--- Start EXCERPT TO READ ---
- Genre: True crime; black comedy drama;
- Created by: Ed Sinclair
- Written by: Ed Sinclair; Will Sharpe;
- Directed by: Will Sharpe
- Starring: Olivia Colman; David Thewlis;
- Composer: Arthur Sharpe
- Countries of origin: United States; United Kingdom;
- Original language: English
- No. of episodes: 4

Production
- Executive producers: Olivia Colman; Jane Featherstone; Chris Fry; Ed Sinclair; Will Sharpe;
- Producer: Katie Carpenter
- Cinematography: Erik Wilson
- Production companies: Sister; Sky Studios; South of the River Pictures;

Original release
- Network: HBO (US); Sky Atlantic (UK);
- Release: 6 December – 27 December 2021

= Landscapers (TV series) =

2021 true crime dark comedy drama

Landscapers is a 2021 British/American true crime television drama created and written by Ed Sinclair and directed as a black comedy by Will Sharpe. The series is based on the true story of the 1998 murders of William and Patricia Wycherley and stars Olivia Colman and David Thewlis as Susan and Christopher Edwards, the couple behind the murders, as their decade-old crimes are uncovered in 2012.
--- End EXCERPT TO READ ---
--- Start MATERIAL ---
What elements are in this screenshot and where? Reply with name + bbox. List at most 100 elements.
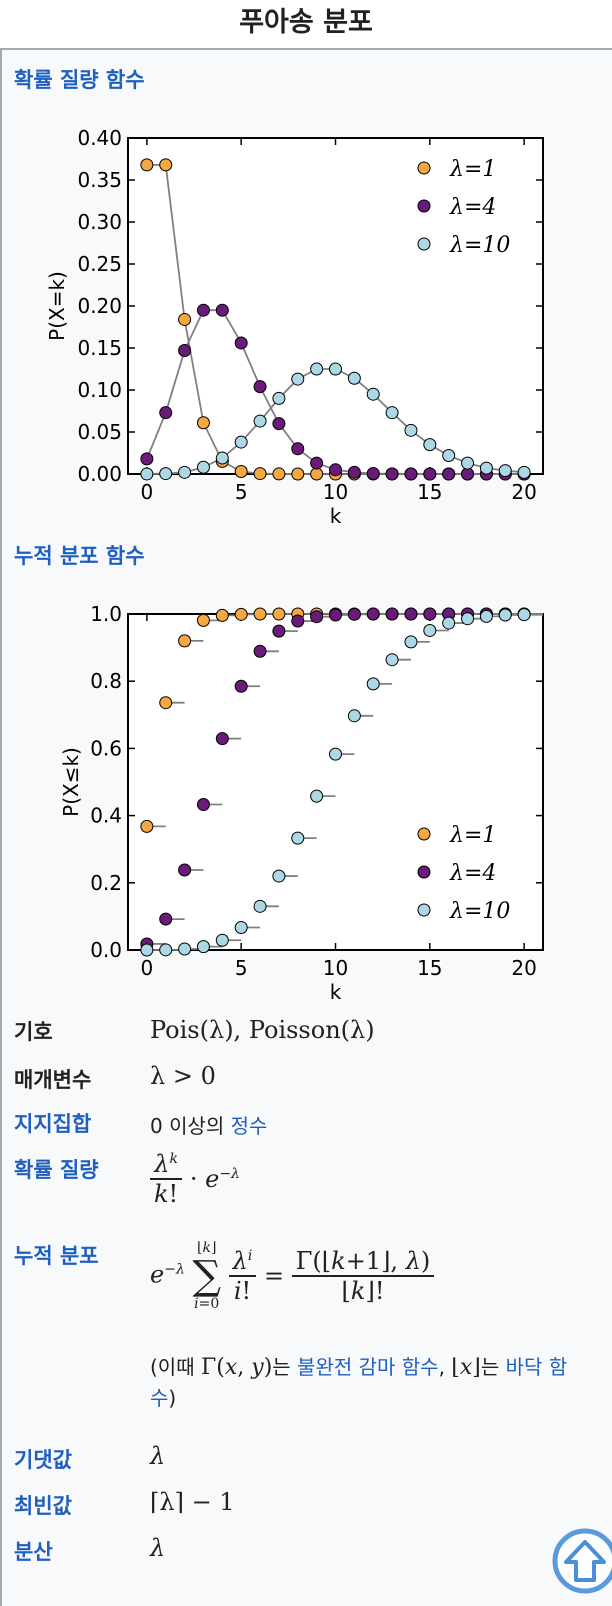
--- End MATERIAL ---
REQUIREMENTS:
a) Translate this sentence from the Landscapers entry into Spanish: "Landscapers is a 2021 British/American true crime television drama created and written by Ed Sinclair and directed as a black comedy by Will Sharpe."
b) From the Landscapers entry, return everything from "Original release" down to "uncovered in 2012.", copied character for character.

OUTPUTS IN ORDER:
a) Landscapers es un drama televisivo británico-estadounidense de crímenes reales de 2021, creado y escrito por Ed Sinclair y dirigido como comedia negra por Will Sharpe.

b)
Original release
- Network: HBO (US); Sky Atlantic (UK);
- Release: 6 December – 27 December 2021

= Landscapers (TV series) =

2021 true crime dark comedy drama

Landscapers is a 2021 British/American true crime television drama created and written by Ed Sinclair and directed as a black comedy by Will Sharpe. The series is based on the true story of the 1998 murders of William and Patricia Wycherley and stars Olivia Colman and David Thewlis as Susan and Christopher Edwards, the couple behind the murders, as their decade-old crimes are uncovered in 2012.